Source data
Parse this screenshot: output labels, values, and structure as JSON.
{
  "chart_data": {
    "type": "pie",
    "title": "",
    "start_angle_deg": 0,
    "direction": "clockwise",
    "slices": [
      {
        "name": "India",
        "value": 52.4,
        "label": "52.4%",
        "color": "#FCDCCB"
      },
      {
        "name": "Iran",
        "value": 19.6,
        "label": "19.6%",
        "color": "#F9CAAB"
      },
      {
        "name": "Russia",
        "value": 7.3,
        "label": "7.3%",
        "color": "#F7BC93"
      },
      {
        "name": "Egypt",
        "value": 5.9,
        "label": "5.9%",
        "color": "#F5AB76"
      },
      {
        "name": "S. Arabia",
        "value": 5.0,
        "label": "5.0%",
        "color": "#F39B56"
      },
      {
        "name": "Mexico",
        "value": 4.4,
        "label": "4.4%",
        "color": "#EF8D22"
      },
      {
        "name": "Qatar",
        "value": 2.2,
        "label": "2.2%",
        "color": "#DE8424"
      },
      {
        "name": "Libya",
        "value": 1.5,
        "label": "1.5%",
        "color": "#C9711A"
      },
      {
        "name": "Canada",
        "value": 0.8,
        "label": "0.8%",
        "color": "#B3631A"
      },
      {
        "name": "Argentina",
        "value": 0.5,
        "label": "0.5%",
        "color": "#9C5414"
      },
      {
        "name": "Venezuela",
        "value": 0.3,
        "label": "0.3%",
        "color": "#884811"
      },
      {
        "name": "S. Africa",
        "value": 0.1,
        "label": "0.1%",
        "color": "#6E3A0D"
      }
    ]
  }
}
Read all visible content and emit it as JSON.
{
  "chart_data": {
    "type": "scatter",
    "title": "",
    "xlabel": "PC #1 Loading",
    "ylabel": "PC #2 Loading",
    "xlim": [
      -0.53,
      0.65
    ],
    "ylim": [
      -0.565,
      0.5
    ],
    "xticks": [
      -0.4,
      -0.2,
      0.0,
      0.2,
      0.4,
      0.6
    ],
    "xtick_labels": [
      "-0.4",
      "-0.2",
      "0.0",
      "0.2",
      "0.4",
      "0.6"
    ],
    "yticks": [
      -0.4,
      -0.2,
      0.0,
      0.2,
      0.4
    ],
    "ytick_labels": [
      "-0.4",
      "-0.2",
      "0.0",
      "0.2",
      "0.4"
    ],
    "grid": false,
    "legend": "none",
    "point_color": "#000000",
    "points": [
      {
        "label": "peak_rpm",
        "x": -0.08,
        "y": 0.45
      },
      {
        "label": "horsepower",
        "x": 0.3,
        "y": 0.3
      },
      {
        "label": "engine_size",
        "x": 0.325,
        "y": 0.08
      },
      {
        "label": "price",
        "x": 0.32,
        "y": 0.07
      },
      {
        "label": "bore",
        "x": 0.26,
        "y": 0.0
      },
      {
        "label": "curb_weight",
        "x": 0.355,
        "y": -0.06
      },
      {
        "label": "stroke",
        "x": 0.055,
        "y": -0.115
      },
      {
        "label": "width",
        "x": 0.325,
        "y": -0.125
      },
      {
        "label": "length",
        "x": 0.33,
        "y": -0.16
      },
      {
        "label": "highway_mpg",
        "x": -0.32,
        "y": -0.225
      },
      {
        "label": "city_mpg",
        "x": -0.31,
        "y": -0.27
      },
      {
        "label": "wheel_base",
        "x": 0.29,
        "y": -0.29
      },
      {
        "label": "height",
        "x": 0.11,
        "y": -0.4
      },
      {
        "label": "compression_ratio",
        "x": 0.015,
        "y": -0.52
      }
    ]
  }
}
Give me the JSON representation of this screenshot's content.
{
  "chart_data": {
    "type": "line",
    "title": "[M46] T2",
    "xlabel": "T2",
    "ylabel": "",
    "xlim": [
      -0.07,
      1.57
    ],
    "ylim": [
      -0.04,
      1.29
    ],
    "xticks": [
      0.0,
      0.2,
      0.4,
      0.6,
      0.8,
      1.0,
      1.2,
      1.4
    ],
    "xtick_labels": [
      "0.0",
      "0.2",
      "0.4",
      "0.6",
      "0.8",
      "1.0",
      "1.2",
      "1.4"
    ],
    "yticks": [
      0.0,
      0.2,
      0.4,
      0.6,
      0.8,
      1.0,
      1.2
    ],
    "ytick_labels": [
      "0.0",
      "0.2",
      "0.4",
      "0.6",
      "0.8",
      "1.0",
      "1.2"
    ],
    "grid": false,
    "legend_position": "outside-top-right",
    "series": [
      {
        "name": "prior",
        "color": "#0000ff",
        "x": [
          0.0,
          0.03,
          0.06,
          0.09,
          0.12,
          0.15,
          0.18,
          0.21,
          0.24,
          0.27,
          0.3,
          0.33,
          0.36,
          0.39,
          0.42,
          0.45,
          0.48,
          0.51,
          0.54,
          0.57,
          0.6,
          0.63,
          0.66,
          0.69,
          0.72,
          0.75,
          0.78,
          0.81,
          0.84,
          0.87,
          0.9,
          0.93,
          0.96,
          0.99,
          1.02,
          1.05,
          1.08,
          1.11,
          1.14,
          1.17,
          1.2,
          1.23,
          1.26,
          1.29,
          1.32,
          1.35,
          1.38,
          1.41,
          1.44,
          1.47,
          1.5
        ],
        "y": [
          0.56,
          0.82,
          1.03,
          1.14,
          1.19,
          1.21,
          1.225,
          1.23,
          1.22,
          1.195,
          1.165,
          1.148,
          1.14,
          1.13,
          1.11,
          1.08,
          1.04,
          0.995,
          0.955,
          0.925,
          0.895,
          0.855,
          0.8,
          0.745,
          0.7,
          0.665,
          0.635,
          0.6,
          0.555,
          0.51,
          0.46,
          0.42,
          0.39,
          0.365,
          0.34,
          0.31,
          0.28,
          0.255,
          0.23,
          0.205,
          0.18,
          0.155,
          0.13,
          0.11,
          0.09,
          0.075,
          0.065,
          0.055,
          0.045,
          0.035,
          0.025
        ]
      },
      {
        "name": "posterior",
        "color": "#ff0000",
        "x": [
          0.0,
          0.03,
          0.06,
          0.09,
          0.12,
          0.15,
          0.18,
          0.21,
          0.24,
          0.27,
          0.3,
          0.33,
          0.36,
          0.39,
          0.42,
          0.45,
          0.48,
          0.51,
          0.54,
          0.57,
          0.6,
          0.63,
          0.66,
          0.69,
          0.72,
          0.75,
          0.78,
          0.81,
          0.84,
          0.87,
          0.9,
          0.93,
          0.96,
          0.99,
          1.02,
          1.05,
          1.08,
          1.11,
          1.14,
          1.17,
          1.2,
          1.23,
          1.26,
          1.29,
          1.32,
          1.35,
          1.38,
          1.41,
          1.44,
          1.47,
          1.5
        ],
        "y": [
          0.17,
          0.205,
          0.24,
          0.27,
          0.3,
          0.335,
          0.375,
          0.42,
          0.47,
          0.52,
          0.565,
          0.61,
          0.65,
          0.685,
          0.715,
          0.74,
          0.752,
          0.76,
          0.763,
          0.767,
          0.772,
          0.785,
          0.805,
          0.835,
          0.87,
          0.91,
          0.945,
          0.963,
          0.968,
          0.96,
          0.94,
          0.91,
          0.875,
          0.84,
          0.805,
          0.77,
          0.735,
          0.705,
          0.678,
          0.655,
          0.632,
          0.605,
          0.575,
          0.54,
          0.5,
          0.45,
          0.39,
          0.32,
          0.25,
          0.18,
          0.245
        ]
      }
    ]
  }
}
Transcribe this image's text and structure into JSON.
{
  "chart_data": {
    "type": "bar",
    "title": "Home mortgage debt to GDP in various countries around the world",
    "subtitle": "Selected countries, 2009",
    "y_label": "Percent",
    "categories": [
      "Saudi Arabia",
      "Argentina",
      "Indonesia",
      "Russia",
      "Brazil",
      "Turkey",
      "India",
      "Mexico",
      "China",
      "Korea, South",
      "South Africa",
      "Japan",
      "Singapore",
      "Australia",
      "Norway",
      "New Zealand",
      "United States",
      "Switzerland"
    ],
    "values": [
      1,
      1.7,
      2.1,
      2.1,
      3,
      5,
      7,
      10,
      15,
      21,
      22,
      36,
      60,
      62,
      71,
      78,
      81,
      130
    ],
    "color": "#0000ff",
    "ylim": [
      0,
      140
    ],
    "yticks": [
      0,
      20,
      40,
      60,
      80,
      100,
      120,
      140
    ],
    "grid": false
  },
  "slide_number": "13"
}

(What is expected):
List every line above containing the word "countries".

(Written answer):
    "title": "Home mortgage debt to GDP in various countries around the world",
    "subtitle": "Selected countries, 2009",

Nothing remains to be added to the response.